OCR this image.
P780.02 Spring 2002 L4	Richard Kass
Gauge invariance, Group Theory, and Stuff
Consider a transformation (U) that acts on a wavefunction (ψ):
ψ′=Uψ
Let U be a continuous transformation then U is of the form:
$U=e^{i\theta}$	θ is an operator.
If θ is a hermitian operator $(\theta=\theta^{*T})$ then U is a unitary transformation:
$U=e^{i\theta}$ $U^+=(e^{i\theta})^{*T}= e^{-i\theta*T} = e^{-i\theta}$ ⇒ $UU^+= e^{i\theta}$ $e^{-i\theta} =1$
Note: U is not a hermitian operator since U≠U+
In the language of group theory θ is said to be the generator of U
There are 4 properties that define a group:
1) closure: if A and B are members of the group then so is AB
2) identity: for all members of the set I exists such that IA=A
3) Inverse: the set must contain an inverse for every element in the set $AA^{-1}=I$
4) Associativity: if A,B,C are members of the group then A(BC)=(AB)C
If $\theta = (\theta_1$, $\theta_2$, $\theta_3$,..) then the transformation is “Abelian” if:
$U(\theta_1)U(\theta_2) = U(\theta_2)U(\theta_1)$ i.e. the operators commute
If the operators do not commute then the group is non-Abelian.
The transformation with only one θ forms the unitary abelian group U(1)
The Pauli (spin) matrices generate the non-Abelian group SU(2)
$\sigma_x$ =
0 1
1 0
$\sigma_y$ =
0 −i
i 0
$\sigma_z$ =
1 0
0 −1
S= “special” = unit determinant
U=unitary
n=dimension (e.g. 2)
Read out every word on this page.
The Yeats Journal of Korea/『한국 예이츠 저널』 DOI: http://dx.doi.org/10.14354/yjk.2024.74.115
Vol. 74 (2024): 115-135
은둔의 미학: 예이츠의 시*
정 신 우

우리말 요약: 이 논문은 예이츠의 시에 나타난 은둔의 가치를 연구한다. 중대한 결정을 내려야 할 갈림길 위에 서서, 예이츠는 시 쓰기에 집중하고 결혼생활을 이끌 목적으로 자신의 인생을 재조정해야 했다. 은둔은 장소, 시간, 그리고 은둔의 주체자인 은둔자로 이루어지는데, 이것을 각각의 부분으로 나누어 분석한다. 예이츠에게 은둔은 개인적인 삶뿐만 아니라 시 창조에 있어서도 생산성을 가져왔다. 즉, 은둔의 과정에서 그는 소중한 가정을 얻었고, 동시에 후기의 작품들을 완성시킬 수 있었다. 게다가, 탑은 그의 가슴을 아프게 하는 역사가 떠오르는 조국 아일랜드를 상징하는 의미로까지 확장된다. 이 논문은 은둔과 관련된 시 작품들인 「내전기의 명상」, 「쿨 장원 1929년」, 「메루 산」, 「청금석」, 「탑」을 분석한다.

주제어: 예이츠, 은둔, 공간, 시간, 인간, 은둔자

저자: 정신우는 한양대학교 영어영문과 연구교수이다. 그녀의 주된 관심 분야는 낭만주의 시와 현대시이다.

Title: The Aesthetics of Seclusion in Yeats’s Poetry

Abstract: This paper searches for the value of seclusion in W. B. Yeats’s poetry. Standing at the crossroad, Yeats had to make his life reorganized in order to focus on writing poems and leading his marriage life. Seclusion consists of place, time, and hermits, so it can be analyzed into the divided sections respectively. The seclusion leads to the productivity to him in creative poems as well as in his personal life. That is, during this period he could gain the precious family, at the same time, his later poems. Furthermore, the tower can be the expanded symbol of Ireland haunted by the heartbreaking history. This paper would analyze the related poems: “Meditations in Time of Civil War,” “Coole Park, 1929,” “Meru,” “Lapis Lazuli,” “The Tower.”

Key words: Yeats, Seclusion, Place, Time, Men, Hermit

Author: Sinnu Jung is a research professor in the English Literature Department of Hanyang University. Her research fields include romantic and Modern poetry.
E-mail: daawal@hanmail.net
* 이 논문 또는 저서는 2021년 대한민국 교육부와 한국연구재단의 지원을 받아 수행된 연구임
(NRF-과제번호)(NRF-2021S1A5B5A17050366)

_Goal:_ In the entries above, find each line with the word "unitary" and show it.

_The solution:_
If θ is a hermitian operator $(\theta=\theta^{*T})$ then U is a unitary transformation:
The transformation with only one θ forms the unitary abelian group U(1)
U=unitary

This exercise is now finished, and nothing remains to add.